**** Provided records

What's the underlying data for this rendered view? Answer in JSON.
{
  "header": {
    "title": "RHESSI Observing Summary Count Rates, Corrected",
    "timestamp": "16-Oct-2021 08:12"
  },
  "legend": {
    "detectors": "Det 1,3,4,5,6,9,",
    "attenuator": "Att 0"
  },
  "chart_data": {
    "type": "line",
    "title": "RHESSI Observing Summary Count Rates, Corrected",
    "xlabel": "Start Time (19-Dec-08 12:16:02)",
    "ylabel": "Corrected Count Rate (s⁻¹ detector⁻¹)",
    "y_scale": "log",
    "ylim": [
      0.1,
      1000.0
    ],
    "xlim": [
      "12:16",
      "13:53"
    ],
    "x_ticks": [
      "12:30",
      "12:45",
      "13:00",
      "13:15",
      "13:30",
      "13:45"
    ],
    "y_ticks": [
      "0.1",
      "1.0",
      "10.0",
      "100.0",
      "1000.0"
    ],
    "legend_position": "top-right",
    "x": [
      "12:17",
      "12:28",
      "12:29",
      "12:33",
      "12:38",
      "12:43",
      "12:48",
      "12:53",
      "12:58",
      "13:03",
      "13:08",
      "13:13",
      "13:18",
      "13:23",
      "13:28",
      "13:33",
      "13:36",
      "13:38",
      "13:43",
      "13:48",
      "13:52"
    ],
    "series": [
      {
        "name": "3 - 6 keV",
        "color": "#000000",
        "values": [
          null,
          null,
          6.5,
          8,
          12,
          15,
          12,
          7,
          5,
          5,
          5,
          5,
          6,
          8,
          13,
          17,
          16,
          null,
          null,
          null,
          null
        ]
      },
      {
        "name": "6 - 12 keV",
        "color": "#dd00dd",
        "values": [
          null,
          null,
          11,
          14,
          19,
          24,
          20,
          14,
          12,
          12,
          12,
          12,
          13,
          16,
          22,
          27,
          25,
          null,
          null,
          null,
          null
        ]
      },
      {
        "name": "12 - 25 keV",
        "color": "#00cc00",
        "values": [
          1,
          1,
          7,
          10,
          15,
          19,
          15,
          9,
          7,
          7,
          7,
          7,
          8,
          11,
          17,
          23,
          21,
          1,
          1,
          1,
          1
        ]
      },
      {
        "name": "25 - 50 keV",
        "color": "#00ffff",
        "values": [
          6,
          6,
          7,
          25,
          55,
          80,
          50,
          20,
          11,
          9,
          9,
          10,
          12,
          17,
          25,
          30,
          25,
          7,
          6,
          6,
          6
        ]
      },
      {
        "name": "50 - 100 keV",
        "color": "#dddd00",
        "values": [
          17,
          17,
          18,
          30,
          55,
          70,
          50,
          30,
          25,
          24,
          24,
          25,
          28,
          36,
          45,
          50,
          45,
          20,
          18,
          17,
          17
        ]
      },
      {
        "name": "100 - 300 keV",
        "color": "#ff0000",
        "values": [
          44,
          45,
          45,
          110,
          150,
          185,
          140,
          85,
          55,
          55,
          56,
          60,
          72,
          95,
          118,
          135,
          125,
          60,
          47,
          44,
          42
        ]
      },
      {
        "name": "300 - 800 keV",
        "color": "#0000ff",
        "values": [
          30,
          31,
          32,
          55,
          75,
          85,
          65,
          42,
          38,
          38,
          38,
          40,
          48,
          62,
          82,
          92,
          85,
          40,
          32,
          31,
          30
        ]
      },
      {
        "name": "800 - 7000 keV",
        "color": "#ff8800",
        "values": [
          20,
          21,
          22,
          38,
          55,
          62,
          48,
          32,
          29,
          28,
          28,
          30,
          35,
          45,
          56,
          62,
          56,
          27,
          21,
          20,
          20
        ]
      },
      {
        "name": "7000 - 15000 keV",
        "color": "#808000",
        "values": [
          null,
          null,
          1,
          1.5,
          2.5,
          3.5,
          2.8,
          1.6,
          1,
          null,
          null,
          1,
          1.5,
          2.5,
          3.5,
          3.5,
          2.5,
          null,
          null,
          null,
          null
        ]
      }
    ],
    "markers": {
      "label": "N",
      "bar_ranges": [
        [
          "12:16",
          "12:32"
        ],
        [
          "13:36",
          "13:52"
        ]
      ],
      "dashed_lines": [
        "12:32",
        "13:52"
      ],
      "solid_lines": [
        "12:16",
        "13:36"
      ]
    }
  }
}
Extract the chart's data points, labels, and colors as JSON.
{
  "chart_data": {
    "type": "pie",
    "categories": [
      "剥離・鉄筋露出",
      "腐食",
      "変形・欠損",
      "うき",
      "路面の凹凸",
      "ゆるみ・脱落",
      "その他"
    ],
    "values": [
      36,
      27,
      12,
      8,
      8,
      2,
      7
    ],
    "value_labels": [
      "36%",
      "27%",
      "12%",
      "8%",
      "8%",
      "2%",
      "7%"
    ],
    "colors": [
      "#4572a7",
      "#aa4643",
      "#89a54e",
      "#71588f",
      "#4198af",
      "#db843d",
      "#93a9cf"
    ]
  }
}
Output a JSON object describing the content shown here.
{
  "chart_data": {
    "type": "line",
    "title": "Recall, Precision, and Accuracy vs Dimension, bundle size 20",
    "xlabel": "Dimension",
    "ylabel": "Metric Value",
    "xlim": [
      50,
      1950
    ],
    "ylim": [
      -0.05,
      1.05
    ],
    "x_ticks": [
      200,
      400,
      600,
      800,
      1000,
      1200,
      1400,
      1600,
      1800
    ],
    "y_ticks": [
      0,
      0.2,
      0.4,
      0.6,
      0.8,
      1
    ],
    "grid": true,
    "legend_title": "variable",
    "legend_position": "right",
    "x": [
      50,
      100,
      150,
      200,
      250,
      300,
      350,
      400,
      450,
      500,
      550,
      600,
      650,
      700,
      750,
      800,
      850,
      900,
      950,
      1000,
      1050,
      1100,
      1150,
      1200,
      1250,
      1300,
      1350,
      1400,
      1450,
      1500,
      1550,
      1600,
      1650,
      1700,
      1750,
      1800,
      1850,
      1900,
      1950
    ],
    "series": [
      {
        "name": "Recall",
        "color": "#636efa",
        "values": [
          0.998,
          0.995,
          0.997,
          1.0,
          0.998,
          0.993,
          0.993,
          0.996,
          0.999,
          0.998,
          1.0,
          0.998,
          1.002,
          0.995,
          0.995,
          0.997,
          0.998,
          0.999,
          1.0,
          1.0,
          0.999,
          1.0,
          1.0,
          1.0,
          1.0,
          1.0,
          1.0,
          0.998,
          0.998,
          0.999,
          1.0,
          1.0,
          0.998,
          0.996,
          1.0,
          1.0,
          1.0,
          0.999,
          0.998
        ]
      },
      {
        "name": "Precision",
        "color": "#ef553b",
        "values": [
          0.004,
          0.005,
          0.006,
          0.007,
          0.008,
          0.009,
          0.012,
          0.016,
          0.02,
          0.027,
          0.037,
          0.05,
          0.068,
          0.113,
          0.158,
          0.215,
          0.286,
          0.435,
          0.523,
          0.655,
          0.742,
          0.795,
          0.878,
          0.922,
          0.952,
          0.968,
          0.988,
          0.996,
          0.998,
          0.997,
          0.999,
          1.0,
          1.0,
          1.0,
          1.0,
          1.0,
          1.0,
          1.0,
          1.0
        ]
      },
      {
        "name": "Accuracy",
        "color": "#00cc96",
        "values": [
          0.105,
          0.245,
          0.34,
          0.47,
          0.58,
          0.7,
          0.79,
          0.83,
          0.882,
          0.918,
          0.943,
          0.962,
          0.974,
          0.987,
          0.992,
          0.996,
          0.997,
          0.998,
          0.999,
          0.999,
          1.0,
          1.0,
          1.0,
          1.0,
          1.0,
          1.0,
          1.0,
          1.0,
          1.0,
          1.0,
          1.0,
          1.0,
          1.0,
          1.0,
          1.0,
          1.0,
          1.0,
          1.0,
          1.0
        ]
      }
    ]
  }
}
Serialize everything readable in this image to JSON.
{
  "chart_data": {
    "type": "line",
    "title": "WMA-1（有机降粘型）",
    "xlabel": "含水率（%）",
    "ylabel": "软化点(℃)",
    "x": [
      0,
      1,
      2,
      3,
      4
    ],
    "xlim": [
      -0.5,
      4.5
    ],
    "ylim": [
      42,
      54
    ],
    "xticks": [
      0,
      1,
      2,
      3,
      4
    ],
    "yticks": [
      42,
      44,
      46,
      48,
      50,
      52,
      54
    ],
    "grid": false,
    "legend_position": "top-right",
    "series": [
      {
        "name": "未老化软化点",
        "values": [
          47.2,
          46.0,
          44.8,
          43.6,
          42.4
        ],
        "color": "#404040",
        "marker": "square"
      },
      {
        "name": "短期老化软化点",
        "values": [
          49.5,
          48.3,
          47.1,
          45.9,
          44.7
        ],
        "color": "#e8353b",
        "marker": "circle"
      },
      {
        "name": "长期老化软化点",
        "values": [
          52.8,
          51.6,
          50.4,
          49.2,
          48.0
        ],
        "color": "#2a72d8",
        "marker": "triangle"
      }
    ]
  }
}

********

• **Brief**
Collect, from the material above, every line containing the word "ylabel".

• **Exercise response**
    "ylabel": "Corrected Count Rate (s⁻¹ detector⁻¹)",
    "ylabel": "Metric Value",
    "ylabel": "软化点(℃)",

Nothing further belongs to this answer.